(Records of document pages and text)
-=-=-

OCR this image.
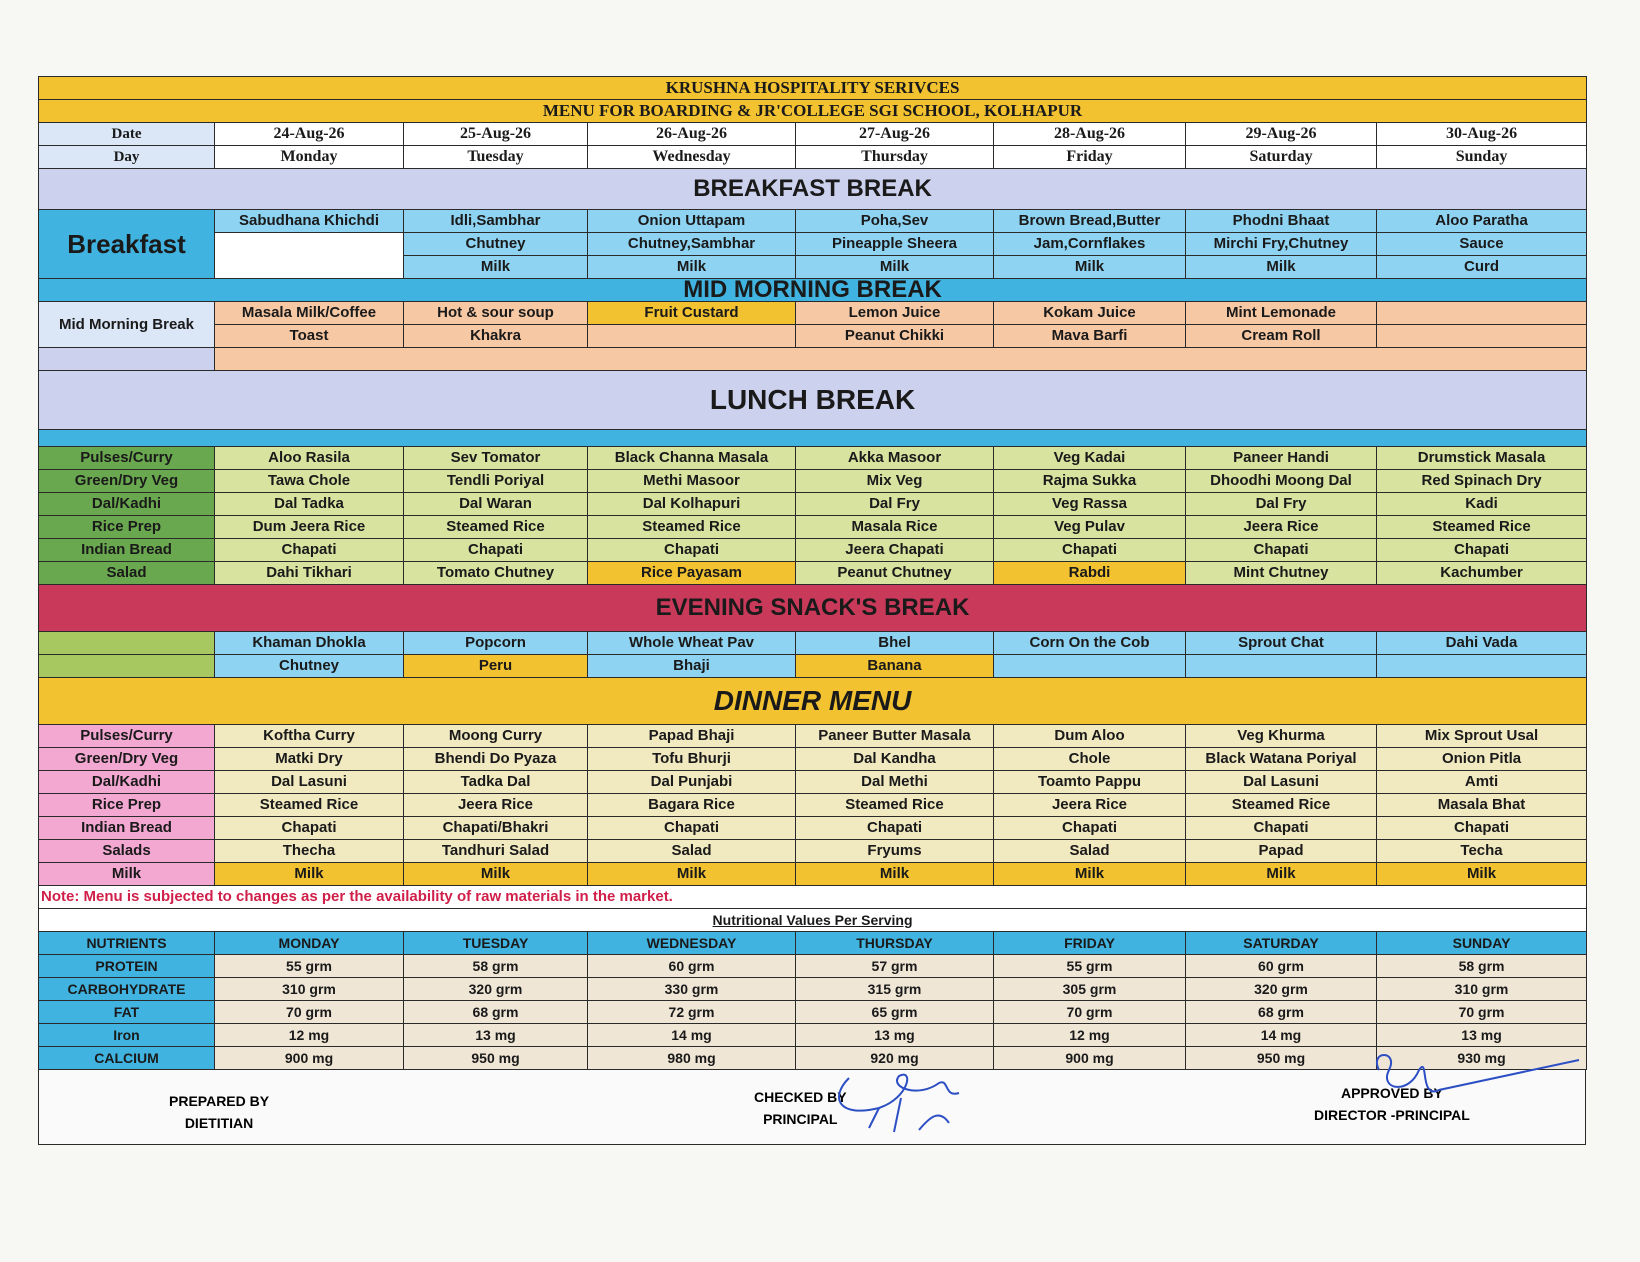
KRUSHNA HOSPITALITY SERIVCES							
MENU FOR BOARDING & JR'COLLEGE SGI SCHOOL, KOLHAPUR							
Date	24-Aug-26	25-Aug-26	26-Aug-26	27-Aug-26	28-Aug-26	29-Aug-26	30-Aug-26
Day	Monday	Tuesday	Wednesday	Thursday	Friday	Saturday	Sunday
BREAKFAST BREAK							
Breakfast	Sabudhana Khichdi	Idli,Sambhar	Onion Uttapam	Poha,Sev	Brown Bread,Butter	Phodni Bhaat	Aloo Paratha
		Chutney	Chutney,Sambhar	Pineapple Sheera	Jam,Cornflakes	Mirchi Fry,Chutney	Sauce
		Milk	Milk	Milk	Milk	Milk	Curd
MID MORNING BREAK							
Mid Morning Break	Masala Milk/Coffee	Hot & sour soup	Fruit Custard	Lemon Juice	Kokam Juice	Mint Lemonade	
	Toast	Khakra		Peanut Chikki	Mava Barfi	Cream Roll	

LUNCH BREAK							

Pulses/Curry	Aloo Rasila	Sev Tomator	Black Channa Masala	Akka Masoor	Veg Kadai	Paneer Handi	Drumstick Masala
Green/Dry Veg	Tawa Chole	Tendli Poriyal	Methi Masoor	Mix Veg	Rajma Sukka	Dhoodhi Moong Dal	Red Spinach Dry
Dal/Kadhi	Dal Tadka	Dal Waran	Dal Kolhapuri	Dal Fry	Veg Rassa	Dal Fry	Kadi
Rice Prep	Dum Jeera Rice	Steamed Rice	Steamed Rice	Masala Rice	Veg Pulav	Jeera Rice	Steamed Rice
Indian Bread	Chapati	Chapati	Chapati	Jeera Chapati	Chapati	Chapati	Chapati
Salad	Dahi Tikhari	Tomato Chutney	Rice Payasam	Peanut Chutney	Rabdi	Mint Chutney	Kachumber
EVENING SNACK'S BREAK							
	Khaman Dhokla	Popcorn	Whole Wheat Pav	Bhel	Corn On the Cob	Sprout Chat	Dahi Vada
	Chutney	Peru	Bhaji	Banana			
DINNER MENU							
Pulses/Curry	Koftha Curry	Moong Curry	Papad Bhaji	Paneer Butter Masala	Dum Aloo	Veg Khurma	Mix Sprout Usal
Green/Dry Veg	Matki Dry	Bhendi Do Pyaza	Tofu Bhurji	Dal Kandha	Chole	Black Watana Poriyal	Onion Pitla
Dal/Kadhi	Dal Lasuni	Tadka Dal	Dal Punjabi	Dal Methi	Toamto Pappu	Dal Lasuni	Amti
Rice Prep	Steamed Rice	Jeera Rice	Bagara Rice	Steamed Rice	Jeera Rice	Steamed Rice	Masala Bhat
Indian Bread	Chapati	Chapati/Bhakri	Chapati	Chapati	Chapati	Chapati	Chapati
Salads	Thecha	Tandhuri Salad	Salad	Fryums	Salad	Papad	Techa
Milk	Milk	Milk	Milk	Milk	Milk	Milk	Milk
Note: Menu is subjected to changes as per the availability of raw materials in the market.							
Nutritional Values Per Serving							
NUTRIENTS	MONDAY	TUESDAY	WEDNESDAY	THURSDAY	FRIDAY	SATURDAY	SUNDAY
PROTEIN	55 grm	58 grm	60 grm	57 grm	55 grm	60 grm	58 grm
CARBOHYDRATE	310 grm	320 grm	330 grm	315 grm	305 grm	320 grm	310 grm
FAT	70 grm	68 grm	72 grm	65 grm	70 grm	68 grm	70 grm
Iron	12 mg	13 mg	14 mg	13 mg	12 mg	14 mg	13 mg
CALCIUM	900 mg	950 mg	980 mg	920 mg	900 mg	950 mg	930 mg
PREPARED BY
DIETITIAN
CHECKED BY
PRINCIPAL
APPROVED BY
DIRECTOR -PRINCIPAL
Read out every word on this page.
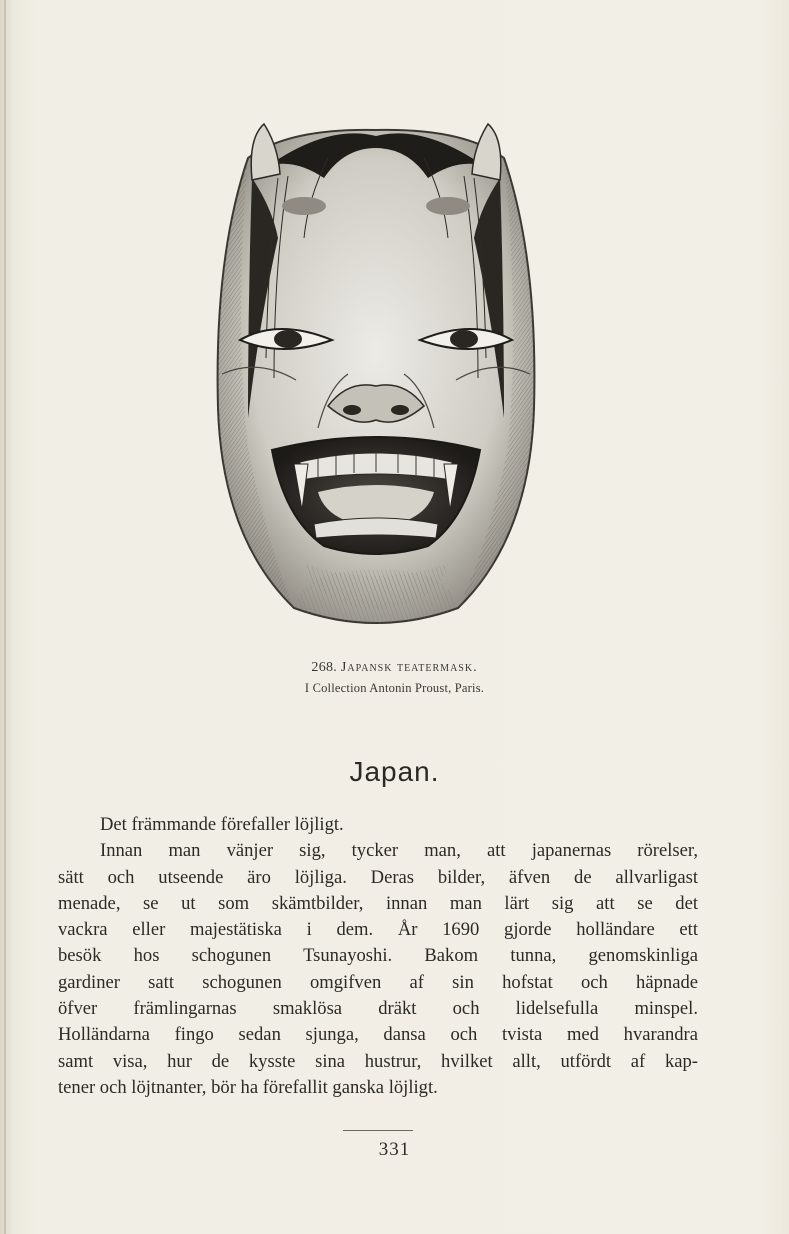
268. Japansk teatermask.
I Collection Antonin Proust, Paris.
Japan.
Det främmande förefaller löjligt.
Innan man vänjer sig, tycker man, att japanernas rörelser,
sätt och utseende äro löjliga. Deras bilder, äfven de allvarligast
menade, se ut som skämtbilder, innan man lärt sig att se det
vackra eller majestätiska i dem. År 1690 gjorde holländare ett
besök hos schogunen Tsunayoshi. Bakom tunna, genomskinliga
gardiner satt schogunen omgifven af sin hofstat och häpnade
öfver främlingarnas smaklösa dräkt och lidelsefulla minspel.
Holländarna fingo sedan sjunga, dansa och tvista med hvarandra
samt visa, hur de kysste sina hustrur, hvilket allt, utfördt af kap-
tener och löjtnanter, bör ha förefallit ganska löjligt.
331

-=-=-

Could you set down, exactly as written, every line from the one with "Read out every word on this page." to the end of the data, both ends included? Leave out the pictures.

● Your solution
Read out every word on this page.
268. Japansk teatermask.
I Collection Antonin Proust, Paris.
Japan.
Det främmande förefaller löjligt.
Innan man vänjer sig, tycker man, att japanernas rörelser,
sätt och utseende äro löjliga. Deras bilder, äfven de allvarligast
menade, se ut som skämtbilder, innan man lärt sig att se det
vackra eller majestätiska i dem. År 1690 gjorde holländare ett
besök hos schogunen Tsunayoshi. Bakom tunna, genomskinliga
gardiner satt schogunen omgifven af sin hofstat och häpnade
öfver främlingarnas smaklösa dräkt och lidelsefulla minspel.
Holländarna fingo sedan sjunga, dansa och tvista med hvarandra
samt visa, hur de kysste sina hustrur, hvilket allt, utfördt af kap-
tener och löjtnanter, bör ha förefallit ganska löjligt.
331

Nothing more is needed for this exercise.